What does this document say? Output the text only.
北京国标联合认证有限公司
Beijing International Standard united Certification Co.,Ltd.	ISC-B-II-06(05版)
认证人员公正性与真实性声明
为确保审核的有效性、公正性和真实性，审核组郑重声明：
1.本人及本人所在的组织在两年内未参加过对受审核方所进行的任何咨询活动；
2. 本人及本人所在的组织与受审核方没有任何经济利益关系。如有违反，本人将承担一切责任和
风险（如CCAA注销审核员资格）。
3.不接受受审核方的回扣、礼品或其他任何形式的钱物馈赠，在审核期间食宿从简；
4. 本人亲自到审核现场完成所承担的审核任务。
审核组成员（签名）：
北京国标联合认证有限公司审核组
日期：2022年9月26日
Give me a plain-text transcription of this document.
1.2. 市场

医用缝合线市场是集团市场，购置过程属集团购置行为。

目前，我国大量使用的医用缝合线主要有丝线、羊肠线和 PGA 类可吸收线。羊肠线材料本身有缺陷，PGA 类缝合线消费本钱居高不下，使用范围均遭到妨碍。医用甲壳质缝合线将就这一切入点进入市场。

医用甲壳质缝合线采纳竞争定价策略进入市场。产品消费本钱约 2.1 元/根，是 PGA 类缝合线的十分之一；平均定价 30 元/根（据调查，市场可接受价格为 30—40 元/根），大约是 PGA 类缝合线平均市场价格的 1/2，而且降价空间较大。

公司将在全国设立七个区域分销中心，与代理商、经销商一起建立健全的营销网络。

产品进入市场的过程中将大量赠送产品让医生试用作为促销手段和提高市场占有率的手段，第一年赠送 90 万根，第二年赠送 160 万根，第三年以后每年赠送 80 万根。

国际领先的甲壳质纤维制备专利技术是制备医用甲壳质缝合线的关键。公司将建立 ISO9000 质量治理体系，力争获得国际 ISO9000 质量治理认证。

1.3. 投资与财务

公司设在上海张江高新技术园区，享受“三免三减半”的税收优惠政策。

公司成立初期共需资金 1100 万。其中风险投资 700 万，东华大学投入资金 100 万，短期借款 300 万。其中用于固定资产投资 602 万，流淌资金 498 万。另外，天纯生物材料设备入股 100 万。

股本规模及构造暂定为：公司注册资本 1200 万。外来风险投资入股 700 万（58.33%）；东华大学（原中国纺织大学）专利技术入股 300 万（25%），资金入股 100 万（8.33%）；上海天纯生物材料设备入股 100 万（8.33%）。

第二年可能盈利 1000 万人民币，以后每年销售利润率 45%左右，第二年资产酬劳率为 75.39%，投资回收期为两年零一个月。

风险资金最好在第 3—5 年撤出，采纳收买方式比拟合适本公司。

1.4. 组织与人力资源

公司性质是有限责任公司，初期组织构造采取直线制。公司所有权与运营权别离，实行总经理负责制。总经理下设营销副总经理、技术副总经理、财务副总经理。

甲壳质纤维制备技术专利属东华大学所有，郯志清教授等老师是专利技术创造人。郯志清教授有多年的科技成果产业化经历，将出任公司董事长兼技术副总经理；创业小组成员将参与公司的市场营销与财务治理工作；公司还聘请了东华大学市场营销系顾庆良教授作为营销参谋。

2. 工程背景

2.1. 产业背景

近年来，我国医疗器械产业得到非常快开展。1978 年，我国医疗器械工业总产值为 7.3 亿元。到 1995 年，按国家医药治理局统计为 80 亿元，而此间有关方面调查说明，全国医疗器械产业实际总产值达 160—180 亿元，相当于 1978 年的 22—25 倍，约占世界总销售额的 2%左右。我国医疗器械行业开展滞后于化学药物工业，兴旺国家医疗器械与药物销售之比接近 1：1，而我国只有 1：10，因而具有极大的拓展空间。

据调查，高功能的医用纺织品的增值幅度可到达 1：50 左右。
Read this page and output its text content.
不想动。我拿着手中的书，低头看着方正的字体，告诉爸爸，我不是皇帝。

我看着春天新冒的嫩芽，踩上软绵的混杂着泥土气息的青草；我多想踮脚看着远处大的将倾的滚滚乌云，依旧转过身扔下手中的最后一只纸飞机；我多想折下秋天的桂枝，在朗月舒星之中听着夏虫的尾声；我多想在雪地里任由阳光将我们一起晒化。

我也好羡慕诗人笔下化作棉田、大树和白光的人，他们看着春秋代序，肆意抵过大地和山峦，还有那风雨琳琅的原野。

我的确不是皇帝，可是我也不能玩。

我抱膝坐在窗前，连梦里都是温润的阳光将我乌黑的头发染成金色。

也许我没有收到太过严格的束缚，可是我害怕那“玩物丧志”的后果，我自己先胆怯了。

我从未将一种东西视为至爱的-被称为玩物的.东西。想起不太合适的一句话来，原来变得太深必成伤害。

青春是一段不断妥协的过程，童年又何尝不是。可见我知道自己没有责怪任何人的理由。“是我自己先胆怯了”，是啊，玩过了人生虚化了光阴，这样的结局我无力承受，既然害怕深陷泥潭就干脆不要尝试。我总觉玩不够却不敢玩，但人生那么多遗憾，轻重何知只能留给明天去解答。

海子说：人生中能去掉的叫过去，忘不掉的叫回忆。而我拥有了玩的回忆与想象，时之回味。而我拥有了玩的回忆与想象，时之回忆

---------------

__What you will do__: Write out the whole listing again. Match it word for word.

__Solved exercise__:
What does this document say? Output the text only.
北京国标联合认证有限公司
Beijing International Standard united Certification Co.,Ltd.	ISC-B-II-06(05版)
认证人员公正性与真实性声明
为确保审核的有效性、公正性和真实性，审核组郑重声明：
1.本人及本人所在的组织在两年内未参加过对受审核方所进行的任何咨询活动；
2. 本人及本人所在的组织与受审核方没有任何经济利益关系。如有违反，本人将承担一切责任和
风险（如CCAA注销审核员资格）。
3.不接受受审核方的回扣、礼品或其他任何形式的钱物馈赠，在审核期间食宿从简；
4. 本人亲自到审核现场完成所承担的审核任务。
审核组成员（签名）：
北京国标联合认证有限公司审核组
日期：2022年9月26日
Give me a plain-text transcription of this document.
1.2. 市场

医用缝合线市场是集团市场，购置过程属集团购置行为。

目前，我国大量使用的医用缝合线主要有丝线、羊肠线和 PGA 类可吸收线。羊肠线材料本身有缺陷，PGA 类缝合线消费本钱居高不下，使用范围均遭到妨碍。医用甲壳质缝合线将就这一切入点进入市场。

医用甲壳质缝合线采纳竞争定价策略进入市场。产品消费本钱约 2.1 元/根，是 PGA 类缝合线的十分之一；平均定价 30 元/根（据调查，市场可接受价格为 30—40 元/根），大约是 PGA 类缝合线平均市场价格的 1/2，而且降价空间较大。

公司将在全国设立七个区域分销中心，与代理商、经销商一起建立健全的营销网络。

产品进入市场的过程中将大量赠送产品让医生试用作为促销手段和提高市场占有率的手段，第一年赠送 90 万根，第二年赠送 160 万根，第三年以后每年赠送 80 万根。

国际领先的甲壳质纤维制备专利技术是制备医用甲壳质缝合线的关键。公司将建立 ISO9000 质量治理体系，力争获得国际 ISO9000 质量治理认证。

1.3. 投资与财务

公司设在上海张江高新技术园区，享受“三免三减半”的税收优惠政策。

公司成立初期共需资金 1100 万。其中风险投资 700 万，东华大学投入资金 100 万，短期借款 300 万。其中用于固定资产投资 602 万，流淌资金 498 万。另外，天纯生物材料设备入股 100 万。

股本规模及构造暂定为：公司注册资本 1200 万。外来风险投资入股 700 万（58.33%）；东华大学（原中国纺织大学）专利技术入股 300 万（25%），资金入股 100 万（8.33%）；上海天纯生物材料设备入股 100 万（8.33%）。

第二年可能盈利 1000 万人民币，以后每年销售利润率 45%左右，第二年资产酬劳率为 75.39%，投资回收期为两年零一个月。

风险资金最好在第 3—5 年撤出，采纳收买方式比拟合适本公司。

1.4. 组织与人力资源

公司性质是有限责任公司，初期组织构造采取直线制。公司所有权与运营权别离，实行总经理负责制。总经理下设营销副总经理、技术副总经理、财务副总经理。

甲壳质纤维制备技术专利属东华大学所有，郯志清教授等老师是专利技术创造人。郯志清教授有多年的科技成果产业化经历，将出任公司董事长兼技术副总经理；创业小组成员将参与公司的市场营销与财务治理工作；公司还聘请了东华大学市场营销系顾庆良教授作为营销参谋。

2. 工程背景

2.1. 产业背景

近年来，我国医疗器械产业得到非常快开展。1978 年，我国医疗器械工业总产值为 7.3 亿元。到 1995 年，按国家医药治理局统计为 80 亿元，而此间有关方面调查说明，全国医疗器械产业实际总产值达 160—180 亿元，相当于 1978 年的 22—25 倍，约占世界总销售额的 2%左右。我国医疗器械行业开展滞后于化学药物工业，兴旺国家医疗器械与药物销售之比接近 1：1，而我国只有 1：10，因而具有极大的拓展空间。

据调查，高功能的医用纺织品的增值幅度可到达 1：50 左右。
Read this page and output its text content.
不想动。我拿着手中的书，低头看着方正的字体，告诉爸爸，我不是皇帝。

我看着春天新冒的嫩芽，踩上软绵的混杂着泥土气息的青草；我多想踮脚看着远处大的将倾的滚滚乌云，依旧转过身扔下手中的最后一只纸飞机；我多想折下秋天的桂枝，在朗月舒星之中听着夏虫的尾声；我多想在雪地里任由阳光将我们一起晒化。

我也好羡慕诗人笔下化作棉田、大树和白光的人，他们看着春秋代序，肆意抵过大地和山峦，还有那风雨琳琅的原野。

我的确不是皇帝，可是我也不能玩。

我抱膝坐在窗前，连梦里都是温润的阳光将我乌黑的头发染成金色。

也许我没有收到太过严格的束缚，可是我害怕那“玩物丧志”的后果，我自己先胆怯了。

我从未将一种东西视为至爱的-被称为玩物的.东西。想起不太合适的一句话来，原来变得太深必成伤害。

青春是一段不断妥协的过程，童年又何尝不是。可见我知道自己没有责怪任何人的理由。“是我自己先胆怯了”，是啊，玩过了人生虚化了光阴，这样的结局我无力承受，既然害怕深陷泥潭就干脆不要尝试。我总觉玩不够却不敢玩，但人生那么多遗憾，轻重何知只能留给明天去解答。

海子说：人生中能去掉的叫过去，忘不掉的叫回忆。而我拥有了玩的回忆与想象，时之回味。而我拥有了玩的回忆与想象，时之回忆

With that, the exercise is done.